## Problem details
Each line containing the word "Isolated" must be reported.

## Source material

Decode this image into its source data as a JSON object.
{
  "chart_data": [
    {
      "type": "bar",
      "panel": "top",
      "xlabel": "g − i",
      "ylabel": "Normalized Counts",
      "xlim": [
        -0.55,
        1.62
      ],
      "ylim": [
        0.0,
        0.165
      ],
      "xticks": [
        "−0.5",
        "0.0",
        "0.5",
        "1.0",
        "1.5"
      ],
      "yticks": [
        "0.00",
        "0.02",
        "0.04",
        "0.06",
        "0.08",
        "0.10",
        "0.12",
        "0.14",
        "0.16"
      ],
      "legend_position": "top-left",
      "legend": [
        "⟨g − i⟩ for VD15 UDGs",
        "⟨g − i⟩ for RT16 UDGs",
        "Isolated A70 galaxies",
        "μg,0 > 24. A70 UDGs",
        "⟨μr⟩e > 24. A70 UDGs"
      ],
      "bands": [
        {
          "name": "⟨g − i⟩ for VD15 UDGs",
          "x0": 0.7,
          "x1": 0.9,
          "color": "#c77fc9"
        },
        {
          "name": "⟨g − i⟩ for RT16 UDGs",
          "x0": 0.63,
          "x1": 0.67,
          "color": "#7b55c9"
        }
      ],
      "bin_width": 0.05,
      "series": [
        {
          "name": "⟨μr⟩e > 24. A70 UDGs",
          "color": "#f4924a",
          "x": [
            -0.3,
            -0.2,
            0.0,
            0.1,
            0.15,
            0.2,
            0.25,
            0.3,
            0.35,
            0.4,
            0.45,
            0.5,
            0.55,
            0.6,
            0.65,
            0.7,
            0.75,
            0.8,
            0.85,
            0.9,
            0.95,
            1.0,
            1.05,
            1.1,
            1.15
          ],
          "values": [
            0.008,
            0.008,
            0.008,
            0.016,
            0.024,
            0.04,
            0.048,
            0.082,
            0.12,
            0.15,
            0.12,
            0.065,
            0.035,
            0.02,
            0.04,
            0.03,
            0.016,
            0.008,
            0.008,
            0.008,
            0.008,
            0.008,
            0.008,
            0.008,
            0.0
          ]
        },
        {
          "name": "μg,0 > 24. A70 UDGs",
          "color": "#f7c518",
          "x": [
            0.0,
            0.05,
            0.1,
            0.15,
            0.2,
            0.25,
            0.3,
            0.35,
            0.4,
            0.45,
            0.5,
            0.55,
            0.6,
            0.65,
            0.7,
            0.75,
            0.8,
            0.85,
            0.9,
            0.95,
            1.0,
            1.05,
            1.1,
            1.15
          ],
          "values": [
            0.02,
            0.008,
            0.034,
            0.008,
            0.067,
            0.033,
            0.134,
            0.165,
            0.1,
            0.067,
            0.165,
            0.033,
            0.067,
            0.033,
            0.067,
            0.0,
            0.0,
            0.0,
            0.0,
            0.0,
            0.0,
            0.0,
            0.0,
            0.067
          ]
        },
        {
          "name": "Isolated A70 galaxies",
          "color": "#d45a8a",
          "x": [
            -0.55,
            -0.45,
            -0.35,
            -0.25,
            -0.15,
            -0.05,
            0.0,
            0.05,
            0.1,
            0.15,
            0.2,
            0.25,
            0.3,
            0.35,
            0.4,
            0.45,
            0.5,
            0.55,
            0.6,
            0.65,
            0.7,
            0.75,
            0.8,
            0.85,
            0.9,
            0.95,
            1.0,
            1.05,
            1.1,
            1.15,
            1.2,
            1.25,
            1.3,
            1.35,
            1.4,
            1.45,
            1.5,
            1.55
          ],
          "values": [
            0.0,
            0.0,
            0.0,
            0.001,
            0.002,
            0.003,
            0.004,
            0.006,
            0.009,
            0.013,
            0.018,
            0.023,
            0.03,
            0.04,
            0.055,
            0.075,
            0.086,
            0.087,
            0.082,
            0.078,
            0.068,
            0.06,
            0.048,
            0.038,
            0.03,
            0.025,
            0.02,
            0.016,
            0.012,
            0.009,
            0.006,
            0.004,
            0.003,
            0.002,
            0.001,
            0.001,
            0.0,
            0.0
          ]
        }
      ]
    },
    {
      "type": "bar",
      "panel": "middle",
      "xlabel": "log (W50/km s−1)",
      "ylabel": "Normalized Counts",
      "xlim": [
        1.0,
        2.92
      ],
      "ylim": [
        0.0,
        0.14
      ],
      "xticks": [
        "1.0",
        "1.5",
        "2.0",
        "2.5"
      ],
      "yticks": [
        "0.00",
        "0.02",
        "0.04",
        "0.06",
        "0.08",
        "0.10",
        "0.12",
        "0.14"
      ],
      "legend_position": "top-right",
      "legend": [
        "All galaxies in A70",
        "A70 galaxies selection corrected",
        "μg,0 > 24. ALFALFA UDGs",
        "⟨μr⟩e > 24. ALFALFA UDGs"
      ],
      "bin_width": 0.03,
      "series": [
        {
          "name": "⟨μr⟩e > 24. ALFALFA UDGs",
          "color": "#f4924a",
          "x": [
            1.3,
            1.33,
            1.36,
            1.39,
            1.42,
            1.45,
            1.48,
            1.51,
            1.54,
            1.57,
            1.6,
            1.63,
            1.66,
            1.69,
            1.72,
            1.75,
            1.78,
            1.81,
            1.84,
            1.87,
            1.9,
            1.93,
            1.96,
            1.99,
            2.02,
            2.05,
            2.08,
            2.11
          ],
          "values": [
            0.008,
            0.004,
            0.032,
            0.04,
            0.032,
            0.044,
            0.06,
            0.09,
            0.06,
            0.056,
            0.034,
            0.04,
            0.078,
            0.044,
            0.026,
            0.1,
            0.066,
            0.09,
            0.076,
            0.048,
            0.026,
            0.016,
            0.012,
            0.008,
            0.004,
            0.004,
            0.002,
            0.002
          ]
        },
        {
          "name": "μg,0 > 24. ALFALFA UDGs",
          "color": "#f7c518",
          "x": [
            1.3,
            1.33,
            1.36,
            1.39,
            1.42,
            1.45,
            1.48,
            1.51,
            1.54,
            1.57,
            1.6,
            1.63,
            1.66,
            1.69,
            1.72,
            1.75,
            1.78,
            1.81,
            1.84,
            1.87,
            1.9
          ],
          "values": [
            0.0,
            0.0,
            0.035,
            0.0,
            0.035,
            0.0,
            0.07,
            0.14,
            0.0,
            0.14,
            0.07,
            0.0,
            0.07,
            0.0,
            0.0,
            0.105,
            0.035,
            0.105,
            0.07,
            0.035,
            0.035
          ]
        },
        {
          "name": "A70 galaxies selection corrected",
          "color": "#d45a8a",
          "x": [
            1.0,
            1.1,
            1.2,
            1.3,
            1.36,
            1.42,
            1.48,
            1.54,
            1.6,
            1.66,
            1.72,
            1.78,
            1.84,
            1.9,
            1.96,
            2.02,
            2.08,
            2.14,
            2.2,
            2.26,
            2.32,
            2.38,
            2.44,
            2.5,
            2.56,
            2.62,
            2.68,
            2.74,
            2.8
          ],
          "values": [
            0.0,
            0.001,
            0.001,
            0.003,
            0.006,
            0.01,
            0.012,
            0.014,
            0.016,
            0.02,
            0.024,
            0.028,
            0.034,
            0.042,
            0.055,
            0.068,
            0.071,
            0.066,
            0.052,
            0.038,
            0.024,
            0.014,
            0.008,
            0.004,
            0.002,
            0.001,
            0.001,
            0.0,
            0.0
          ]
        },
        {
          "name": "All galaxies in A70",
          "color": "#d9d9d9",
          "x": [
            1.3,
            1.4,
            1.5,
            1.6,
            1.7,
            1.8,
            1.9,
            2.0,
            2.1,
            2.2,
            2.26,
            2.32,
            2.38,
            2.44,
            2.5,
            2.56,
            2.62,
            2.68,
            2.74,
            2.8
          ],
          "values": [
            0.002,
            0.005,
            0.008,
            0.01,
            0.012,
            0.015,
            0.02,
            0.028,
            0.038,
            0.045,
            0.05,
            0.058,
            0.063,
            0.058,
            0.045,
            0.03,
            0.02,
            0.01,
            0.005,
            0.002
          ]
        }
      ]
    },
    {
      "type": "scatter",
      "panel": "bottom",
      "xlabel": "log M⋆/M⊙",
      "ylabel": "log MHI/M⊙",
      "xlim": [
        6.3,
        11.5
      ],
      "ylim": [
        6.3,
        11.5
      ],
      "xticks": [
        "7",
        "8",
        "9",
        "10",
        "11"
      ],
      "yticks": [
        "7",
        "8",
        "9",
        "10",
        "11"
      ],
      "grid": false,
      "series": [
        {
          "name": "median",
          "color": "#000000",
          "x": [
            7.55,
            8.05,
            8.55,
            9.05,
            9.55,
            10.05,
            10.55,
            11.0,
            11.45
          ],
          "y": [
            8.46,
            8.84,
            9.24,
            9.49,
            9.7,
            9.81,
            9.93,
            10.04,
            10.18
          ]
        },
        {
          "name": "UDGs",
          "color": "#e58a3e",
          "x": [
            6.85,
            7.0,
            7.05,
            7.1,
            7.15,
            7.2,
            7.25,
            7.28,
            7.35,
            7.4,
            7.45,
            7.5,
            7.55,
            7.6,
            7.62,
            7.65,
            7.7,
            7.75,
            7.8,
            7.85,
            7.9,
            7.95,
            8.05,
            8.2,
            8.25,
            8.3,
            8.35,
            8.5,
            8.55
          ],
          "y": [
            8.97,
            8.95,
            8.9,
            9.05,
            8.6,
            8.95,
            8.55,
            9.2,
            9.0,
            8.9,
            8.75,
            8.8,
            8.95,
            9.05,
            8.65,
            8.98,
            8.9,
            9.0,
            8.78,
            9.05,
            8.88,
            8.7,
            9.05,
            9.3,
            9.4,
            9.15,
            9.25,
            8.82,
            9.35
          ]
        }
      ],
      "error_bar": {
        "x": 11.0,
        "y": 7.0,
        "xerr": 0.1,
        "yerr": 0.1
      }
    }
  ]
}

## Reply
        "Isolated A70 galaxies",
          "name": "Isolated A70 galaxies",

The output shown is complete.